> Task requirements
Extend the notes on the L4170B terra cotta body and its white engobe, picking up right after their final sentence.

> Passage
■ ■ ■ ■

Let's suppose you need strength and density for utilitarian ware.This is a terra cotta body, L4170B, it has a much wider firing range than most terra cottas. Still, it is not like white-burning bodies, its "practical firing window" is much narrower than what looking at these fired bars and graph suggest. On paper, cone 5 hits zero porosity. And, in-hand, the bar feels like a porcelain. But ware will warp during firing and transparent glazes will be completely clouded with bubbles (when pieces are glazed inside and out). What about cone 3? Its numbers put it in stoneware territory, water tight. But decomposition gases still bubble glazes! Cone 2? Much better, it has below 4% porosity (any fitted glaze will make it water-tight), below 6% fired shrinkage, still very strong. But there are still issues: Accidental overfiring drastically darkens the color. Low fire commercial glazes may not work at cone 2. How about cone 02? This is a sweet-spot. This body has only 6% porosity (compared to the 11% of cone 04). Most low fire cone 06-04 glazes are still fine at cone 02. And glaze bubble-clouding is minimal. What if you must fire this at cone 04? Pieces will be "sponges" with 11% porosity, shrinking only 2% (for low density, poor strength). There is another advantage of firing as high as possible: Glazes and engobes bond better. As an example of a low fire transparent base that works fine on this up to cone 2: G1916Q.
Physical data. Data about the working, drying and firing properties that can measured. These test bars show how stable this unusual terra cotta body, L4170B, is across a wide temperature range (from cone 8 down to 06)! Using the SBAB test procedure, I measured the shrinkage and porosity of each bar (and recorded the data in my Insight-live group account, it displays it like the black and red chart shown). I also made test bars of a super-white engobe, L3685Z3, and compiled the same data. That enabled two approaches to fitting engobe-to-body. First, isolate a temperature at which both have the same fired shrinkage, and are therefore compatible. Unfortunately there isn't one, the white engobe has much lower fired shrinkage at all practical temperatures! Option 2 is to add frit to the white engobe to make it as vitreous as the body. I started with a 5% addition of Ferro Frit 3110. At my target temperature, cone 02, that increased the shrinkage from 2.1% to 5.5% (this red body is 4.3%). So 5% frit is too much. So, the next move is clear, I will try 3% frit. It will only be necessary to test it at the one temperature. Because both engobe and body and not volatile, I am confident in just testing at cone 02.

■ ■ ■ ■

> Given data
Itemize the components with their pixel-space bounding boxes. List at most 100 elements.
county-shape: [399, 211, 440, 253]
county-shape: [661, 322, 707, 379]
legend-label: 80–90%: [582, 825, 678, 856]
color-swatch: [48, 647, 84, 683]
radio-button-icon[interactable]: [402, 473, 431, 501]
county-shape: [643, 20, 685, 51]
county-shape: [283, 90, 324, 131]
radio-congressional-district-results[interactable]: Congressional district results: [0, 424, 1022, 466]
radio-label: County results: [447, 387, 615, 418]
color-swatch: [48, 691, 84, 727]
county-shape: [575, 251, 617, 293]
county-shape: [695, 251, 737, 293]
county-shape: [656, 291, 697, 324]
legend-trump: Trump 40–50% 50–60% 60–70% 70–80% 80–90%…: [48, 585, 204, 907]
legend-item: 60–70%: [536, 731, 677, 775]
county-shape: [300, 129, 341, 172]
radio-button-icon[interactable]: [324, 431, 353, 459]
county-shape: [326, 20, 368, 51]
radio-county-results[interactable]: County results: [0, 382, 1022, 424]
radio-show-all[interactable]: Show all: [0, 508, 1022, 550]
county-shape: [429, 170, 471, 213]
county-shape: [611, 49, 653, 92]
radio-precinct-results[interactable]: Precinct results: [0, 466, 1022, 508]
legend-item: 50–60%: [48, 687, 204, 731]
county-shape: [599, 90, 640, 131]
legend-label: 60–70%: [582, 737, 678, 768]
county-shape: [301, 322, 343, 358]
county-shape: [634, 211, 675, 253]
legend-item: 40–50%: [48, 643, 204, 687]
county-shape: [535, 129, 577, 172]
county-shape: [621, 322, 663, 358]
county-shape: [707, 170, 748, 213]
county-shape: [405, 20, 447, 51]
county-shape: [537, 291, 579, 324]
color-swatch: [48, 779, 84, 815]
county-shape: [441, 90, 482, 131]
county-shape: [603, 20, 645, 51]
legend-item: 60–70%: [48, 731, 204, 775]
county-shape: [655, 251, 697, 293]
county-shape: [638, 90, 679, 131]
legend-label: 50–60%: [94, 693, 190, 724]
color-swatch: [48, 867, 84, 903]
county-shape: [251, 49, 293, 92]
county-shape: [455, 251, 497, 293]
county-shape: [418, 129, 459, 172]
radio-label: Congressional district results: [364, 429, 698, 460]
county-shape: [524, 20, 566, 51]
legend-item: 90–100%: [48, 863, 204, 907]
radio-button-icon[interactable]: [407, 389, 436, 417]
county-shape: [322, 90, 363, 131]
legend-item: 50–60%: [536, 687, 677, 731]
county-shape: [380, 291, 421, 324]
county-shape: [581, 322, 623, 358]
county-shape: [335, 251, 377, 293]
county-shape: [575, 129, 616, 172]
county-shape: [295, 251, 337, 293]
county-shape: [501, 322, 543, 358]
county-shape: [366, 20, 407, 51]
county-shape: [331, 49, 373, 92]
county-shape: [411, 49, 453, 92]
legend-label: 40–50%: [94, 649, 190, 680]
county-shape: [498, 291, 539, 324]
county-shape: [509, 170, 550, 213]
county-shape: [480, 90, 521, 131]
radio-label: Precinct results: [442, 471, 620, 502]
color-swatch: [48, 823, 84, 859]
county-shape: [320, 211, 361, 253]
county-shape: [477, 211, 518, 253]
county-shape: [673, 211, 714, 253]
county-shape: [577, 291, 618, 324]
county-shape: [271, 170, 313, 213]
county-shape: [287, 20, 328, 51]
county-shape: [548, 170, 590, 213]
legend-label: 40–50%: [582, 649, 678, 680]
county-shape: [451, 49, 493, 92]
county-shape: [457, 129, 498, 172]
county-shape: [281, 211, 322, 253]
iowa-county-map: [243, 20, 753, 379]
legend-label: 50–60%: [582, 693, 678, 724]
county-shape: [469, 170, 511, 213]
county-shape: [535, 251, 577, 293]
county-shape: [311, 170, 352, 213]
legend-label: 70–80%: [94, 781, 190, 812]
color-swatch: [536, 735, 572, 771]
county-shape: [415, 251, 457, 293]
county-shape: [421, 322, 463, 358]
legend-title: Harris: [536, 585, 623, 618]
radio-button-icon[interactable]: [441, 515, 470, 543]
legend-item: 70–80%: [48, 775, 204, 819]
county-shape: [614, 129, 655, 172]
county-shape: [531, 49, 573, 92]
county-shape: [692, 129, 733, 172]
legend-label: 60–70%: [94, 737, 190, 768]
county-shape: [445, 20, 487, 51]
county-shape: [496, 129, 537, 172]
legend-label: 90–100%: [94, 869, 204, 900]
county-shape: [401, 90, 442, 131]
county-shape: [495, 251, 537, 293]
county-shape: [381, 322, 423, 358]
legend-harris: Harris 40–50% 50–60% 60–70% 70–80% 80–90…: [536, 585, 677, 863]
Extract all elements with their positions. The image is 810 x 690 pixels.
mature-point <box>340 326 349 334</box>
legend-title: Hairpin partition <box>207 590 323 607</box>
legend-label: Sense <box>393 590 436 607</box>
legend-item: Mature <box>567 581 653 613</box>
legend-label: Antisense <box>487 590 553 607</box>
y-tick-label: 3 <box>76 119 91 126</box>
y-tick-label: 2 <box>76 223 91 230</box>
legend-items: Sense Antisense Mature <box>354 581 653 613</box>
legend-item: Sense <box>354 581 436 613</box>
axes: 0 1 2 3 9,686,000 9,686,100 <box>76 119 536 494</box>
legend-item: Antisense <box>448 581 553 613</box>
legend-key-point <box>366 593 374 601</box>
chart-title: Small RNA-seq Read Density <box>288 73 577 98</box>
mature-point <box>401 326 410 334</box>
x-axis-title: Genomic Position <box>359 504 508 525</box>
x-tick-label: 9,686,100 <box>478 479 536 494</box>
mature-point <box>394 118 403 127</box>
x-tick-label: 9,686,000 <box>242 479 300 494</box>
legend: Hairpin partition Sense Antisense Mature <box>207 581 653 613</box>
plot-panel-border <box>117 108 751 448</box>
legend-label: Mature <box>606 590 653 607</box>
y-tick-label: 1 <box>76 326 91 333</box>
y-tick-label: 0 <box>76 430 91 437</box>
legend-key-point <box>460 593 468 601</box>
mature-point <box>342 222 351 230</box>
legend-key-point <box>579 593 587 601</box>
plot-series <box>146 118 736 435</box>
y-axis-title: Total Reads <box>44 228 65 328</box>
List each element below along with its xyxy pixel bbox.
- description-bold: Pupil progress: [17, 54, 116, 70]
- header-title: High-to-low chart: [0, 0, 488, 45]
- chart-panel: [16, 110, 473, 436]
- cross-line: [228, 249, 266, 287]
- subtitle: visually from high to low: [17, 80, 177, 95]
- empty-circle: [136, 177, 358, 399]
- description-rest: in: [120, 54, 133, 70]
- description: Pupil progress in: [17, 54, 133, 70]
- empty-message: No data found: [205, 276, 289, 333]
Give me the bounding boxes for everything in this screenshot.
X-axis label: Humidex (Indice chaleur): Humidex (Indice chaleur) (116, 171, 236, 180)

■ ■ ■ ■

> Output for this exercise
These were cast by Anna Lisovskaya, they are fired at cone 03. They are supposed to fit into hexagonal welded frames, but during firing many of them warp enough to fit poorly. Why? The color differences are most obvious here. With that color associates a firing shrinkage difference, the darker ones shrink significantly more. Something less obvious: the sides against the elements receive direct radiant heat, so they shrink more, turning a perfect hexagon into an imperfect one. Terra cotta clays are volatile, that means their approach to maximum density during heat-up, accompanied by shrinkage, happens across a narrow temperature range. Accurate and even firing are paramount. In a radiant-heat electric kiln this can be very difficult. Two approaches could work here: Fire at a lower temperature, perhaps cone 04. Or, greatly slow rate-of-rise for the last 100F, perhaps over several hours.
The term Terra Cotta can refer to a process or a kind of clay. Terra cotta clays are high in iron and available almost everywhere. While they vitrify at low temperatures, they are typically fired much lower than that and covered with colorful glazes.